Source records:
*-*-*
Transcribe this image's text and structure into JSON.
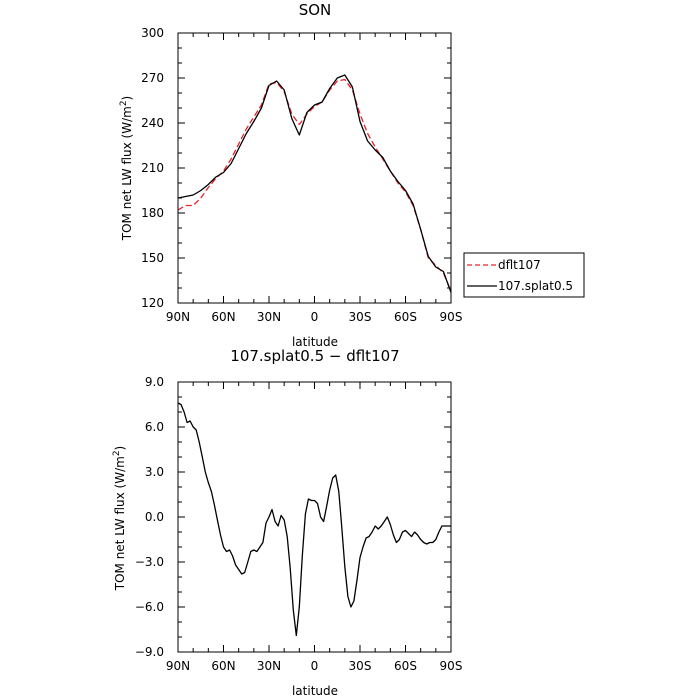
{
  "chart_data": [
    {
      "type": "line",
      "title": "SON",
      "xlabel": "latitude",
      "ylabel": "TOM net LW flux (W/m",
      "ylabel_sup": "2",
      "ylabel_close": ")",
      "xlim": [
        90,
        -90
      ],
      "ylim": [
        120,
        300
      ],
      "x_ticks": [
        90,
        60,
        30,
        0,
        -30,
        -60,
        -90
      ],
      "x_tick_labels": [
        "90N",
        "60N",
        "30N",
        "0",
        "30S",
        "60S",
        "90S"
      ],
      "y_ticks": [
        120,
        150,
        180,
        210,
        240,
        270,
        300
      ],
      "y_tick_labels": [
        "120",
        "150",
        "180",
        "210",
        "240",
        "270",
        "300"
      ],
      "legend": {
        "placement": "right",
        "entries": [
          "dflt107",
          "107.splat0.5"
        ]
      },
      "series": [
        {
          "name": "dflt107",
          "color": "#e8212b",
          "dash": "dashed",
          "x": [
            90,
            85,
            80,
            75,
            70,
            65,
            60,
            55,
            50,
            45,
            40,
            35,
            30,
            25,
            20,
            15,
            10,
            5,
            0,
            -5,
            -10,
            -15,
            -20,
            -25,
            -30,
            -35,
            -40,
            -45,
            -50,
            -55,
            -60,
            -65,
            -70,
            -75,
            -80,
            -85,
            -90
          ],
          "y": [
            182,
            185,
            185,
            190,
            197,
            203,
            208,
            216,
            226,
            236,
            244,
            252,
            266,
            267,
            261,
            246,
            239,
            246,
            251,
            254,
            262,
            268,
            269,
            262,
            246,
            233,
            224,
            216,
            208,
            200,
            194,
            185,
            169,
            150,
            145,
            140,
            128
          ]
        },
        {
          "name": "107.splat0.5",
          "color": "#000000",
          "dash": "solid",
          "x": [
            90,
            85,
            80,
            75,
            70,
            65,
            60,
            55,
            50,
            45,
            40,
            35,
            30,
            25,
            20,
            15,
            10,
            5,
            0,
            -5,
            -10,
            -15,
            -20,
            -25,
            -30,
            -35,
            -40,
            -45,
            -50,
            -55,
            -60,
            -65,
            -70,
            -75,
            -80,
            -85,
            -90
          ],
          "y": [
            190,
            191,
            192,
            195,
            199,
            204,
            207,
            213,
            223,
            233,
            241,
            250,
            265,
            268,
            262,
            243,
            232,
            247,
            252,
            254,
            263,
            270,
            272,
            264,
            241,
            228,
            222,
            217,
            208,
            201,
            195,
            186,
            169,
            151,
            144,
            141,
            127
          ]
        }
      ]
    },
    {
      "type": "line",
      "title": "107.splat0.5 − dflt107",
      "xlabel": "latitude",
      "ylabel": "TOM net LW flux (W/m",
      "ylabel_sup": "2",
      "ylabel_close": ")",
      "xlim": [
        90,
        -90
      ],
      "ylim": [
        -9,
        9
      ],
      "x_ticks": [
        90,
        60,
        30,
        0,
        -30,
        -60,
        -90
      ],
      "x_tick_labels": [
        "90N",
        "60N",
        "30N",
        "0",
        "30S",
        "60S",
        "90S"
      ],
      "y_ticks": [
        -9,
        -6,
        -3,
        0,
        3,
        6,
        9
      ],
      "y_tick_labels": [
        "−9.0",
        "−6.0",
        "−3.0",
        "0.0",
        "3.0",
        "6.0",
        "9.0"
      ],
      "series": [
        {
          "color": "#000000",
          "dash": "solid",
          "x": [
            90,
            88,
            86,
            84,
            82,
            80,
            78,
            76,
            74,
            72,
            70,
            68,
            66,
            64,
            62,
            60,
            58,
            56,
            54,
            52,
            50,
            48,
            46,
            44,
            42,
            40,
            38,
            36,
            34,
            32,
            30,
            28,
            26,
            24,
            22,
            20,
            18,
            16,
            14,
            12,
            10,
            8,
            6,
            4,
            2,
            0,
            -2,
            -4,
            -6,
            -8,
            -10,
            -12,
            -14,
            -16,
            -18,
            -20,
            -22,
            -24,
            -26,
            -28,
            -30,
            -32,
            -34,
            -36,
            -38,
            -40,
            -42,
            -44,
            -46,
            -48,
            -50,
            -52,
            -54,
            -56,
            -58,
            -60,
            -62,
            -64,
            -66,
            -68,
            -70,
            -72,
            -74,
            -76,
            -78,
            -80,
            -82,
            -84,
            -86,
            -88,
            -90
          ],
          "y": [
            7.6,
            7.5,
            7.0,
            6.3,
            6.4,
            6.0,
            5.8,
            5.0,
            4.0,
            3.0,
            2.3,
            1.7,
            0.8,
            -0.2,
            -1.2,
            -2.0,
            -2.3,
            -2.2,
            -2.6,
            -3.2,
            -3.5,
            -3.8,
            -3.7,
            -3.0,
            -2.3,
            -2.2,
            -2.3,
            -2.0,
            -1.7,
            -0.4,
            0.0,
            0.5,
            -0.3,
            -0.6,
            0.1,
            -0.2,
            -1.3,
            -3.4,
            -6.2,
            -7.9,
            -6.0,
            -2.5,
            0.2,
            1.2,
            1.1,
            1.1,
            0.9,
            0.0,
            -0.3,
            0.7,
            1.8,
            2.6,
            2.8,
            1.7,
            -0.7,
            -3.3,
            -5.3,
            -6.0,
            -5.6,
            -4.2,
            -2.7,
            -2.0,
            -1.4,
            -1.3,
            -1.0,
            -0.6,
            -0.8,
            -0.6,
            -0.3,
            0.0,
            -0.5,
            -1.2,
            -1.7,
            -1.5,
            -1.0,
            -0.9,
            -1.1,
            -1.3,
            -1.0,
            -1.2,
            -1.5,
            -1.7,
            -1.8,
            -1.7,
            -1.7,
            -1.5,
            -1.0,
            -0.6,
            -0.6,
            -0.6,
            -0.6
          ]
        }
      ]
    }
  ]
}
*-*-*
» **Directive**
A faithful copy of the records above is needed, with the pictures left out.

» **Solution for this task**
Transcribe this image's text and structure into JSON.
{
  "chart_data": [
    {
      "type": "line",
      "title": "SON",
      "xlabel": "latitude",
      "ylabel": "TOM net LW flux (W/m",
      "ylabel_sup": "2",
      "ylabel_close": ")",
      "xlim": [
        90,
        -90
      ],
      "ylim": [
        120,
        300
      ],
      "x_ticks": [
        90,
        60,
        30,
        0,
        -30,
        -60,
        -90
      ],
      "x_tick_labels": [
        "90N",
        "60N",
        "30N",
        "0",
        "30S",
        "60S",
        "90S"
      ],
      "y_ticks": [
        120,
        150,
        180,
        210,
        240,
        270,
        300
      ],
      "y_tick_labels": [
        "120",
        "150",
        "180",
        "210",
        "240",
        "270",
        "300"
      ],
      "legend": {
        "placement": "right",
        "entries": [
          "dflt107",
          "107.splat0.5"
        ]
      },
      "series": [
        {
          "name": "dflt107",
          "color": "#e8212b",
          "dash": "dashed",
          "x": [
            90,
            85,
            80,
            75,
            70,
            65,
            60,
            55,
            50,
            45,
            40,
            35,
            30,
            25,
            20,
            15,
            10,
            5,
            0,
            -5,
            -10,
            -15,
            -20,
            -25,
            -30,
            -35,
            -40,
            -45,
            -50,
            -55,
            -60,
            -65,
            -70,
            -75,
            -80,
            -85,
            -90
          ],
          "y": [
            182,
            185,
            185,
            190,
            197,
            203,
            208,
            216,
            226,
            236,
            244,
            252,
            266,
            267,
            261,
            246,
            239,
            246,
            251,
            254,
            262,
            268,
            269,
            262,
            246,
            233,
            224,
            216,
            208,
            200,
            194,
            185,
            169,
            150,
            145,
            140,
            128
          ]
        },
        {
          "name": "107.splat0.5",
          "color": "#000000",
          "dash": "solid",
          "x": [
            90,
            85,
            80,
            75,
            70,
            65,
            60,
            55,
            50,
            45,
            40,
            35,
            30,
            25,
            20,
            15,
            10,
            5,
            0,
            -5,
            -10,
            -15,
            -20,
            -25,
            -30,
            -35,
            -40,
            -45,
            -50,
            -55,
            -60,
            -65,
            -70,
            -75,
            -80,
            -85,
            -90
          ],
          "y": [
            190,
            191,
            192,
            195,
            199,
            204,
            207,
            213,
            223,
            233,
            241,
            250,
            265,
            268,
            262,
            243,
            232,
            247,
            252,
            254,
            263,
            270,
            272,
            264,
            241,
            228,
            222,
            217,
            208,
            201,
            195,
            186,
            169,
            151,
            144,
            141,
            127
          ]
        }
      ]
    },
    {
      "type": "line",
      "title": "107.splat0.5 − dflt107",
      "xlabel": "latitude",
      "ylabel": "TOM net LW flux (W/m",
      "ylabel_sup": "2",
      "ylabel_close": ")",
      "xlim": [
        90,
        -90
      ],
      "ylim": [
        -9,
        9
      ],
      "x_ticks": [
        90,
        60,
        30,
        0,
        -30,
        -60,
        -90
      ],
      "x_tick_labels": [
        "90N",
        "60N",
        "30N",
        "0",
        "30S",
        "60S",
        "90S"
      ],
      "y_ticks": [
        -9,
        -6,
        -3,
        0,
        3,
        6,
        9
      ],
      "y_tick_labels": [
        "−9.0",
        "−6.0",
        "−3.0",
        "0.0",
        "3.0",
        "6.0",
        "9.0"
      ],
      "series": [
        {
          "color": "#000000",
          "dash": "solid",
          "x": [
            90,
            88,
            86,
            84,
            82,
            80,
            78,
            76,
            74,
            72,
            70,
            68,
            66,
            64,
            62,
            60,
            58,
            56,
            54,
            52,
            50,
            48,
            46,
            44,
            42,
            40,
            38,
            36,
            34,
            32,
            30,
            28,
            26,
            24,
            22,
            20,
            18,
            16,
            14,
            12,
            10,
            8,
            6,
            4,
            2,
            0,
            -2,
            -4,
            -6,
            -8,
            -10,
            -12,
            -14,
            -16,
            -18,
            -20,
            -22,
            -24,
            -26,
            -28,
            -30,
            -32,
            -34,
            -36,
            -38,
            -40,
            -42,
            -44,
            -46,
            -48,
            -50,
            -52,
            -54,
            -56,
            -58,
            -60,
            -62,
            -64,
            -66,
            -68,
            -70,
            -72,
            -74,
            -76,
            -78,
            -80,
            -82,
            -84,
            -86,
            -88,
            -90
          ],
          "y": [
            7.6,
            7.5,
            7.0,
            6.3,
            6.4,
            6.0,
            5.8,
            5.0,
            4.0,
            3.0,
            2.3,
            1.7,
            0.8,
            -0.2,
            -1.2,
            -2.0,
            -2.3,
            -2.2,
            -2.6,
            -3.2,
            -3.5,
            -3.8,
            -3.7,
            -3.0,
            -2.3,
            -2.2,
            -2.3,
            -2.0,
            -1.7,
            -0.4,
            0.0,
            0.5,
            -0.3,
            -0.6,
            0.1,
            -0.2,
            -1.3,
            -3.4,
            -6.2,
            -7.9,
            -6.0,
            -2.5,
            0.2,
            1.2,
            1.1,
            1.1,
            0.9,
            0.0,
            -0.3,
            0.7,
            1.8,
            2.6,
            2.8,
            1.7,
            -0.7,
            -3.3,
            -5.3,
            -6.0,
            -5.6,
            -4.2,
            -2.7,
            -2.0,
            -1.4,
            -1.3,
            -1.0,
            -0.6,
            -0.8,
            -0.6,
            -0.3,
            0.0,
            -0.5,
            -1.2,
            -1.7,
            -1.5,
            -1.0,
            -0.9,
            -1.1,
            -1.3,
            -1.0,
            -1.2,
            -1.5,
            -1.7,
            -1.8,
            -1.7,
            -1.7,
            -1.5,
            -1.0,
            -0.6,
            -0.6,
            -0.6,
            -0.6
          ]
        }
      ]
    }
  ]
}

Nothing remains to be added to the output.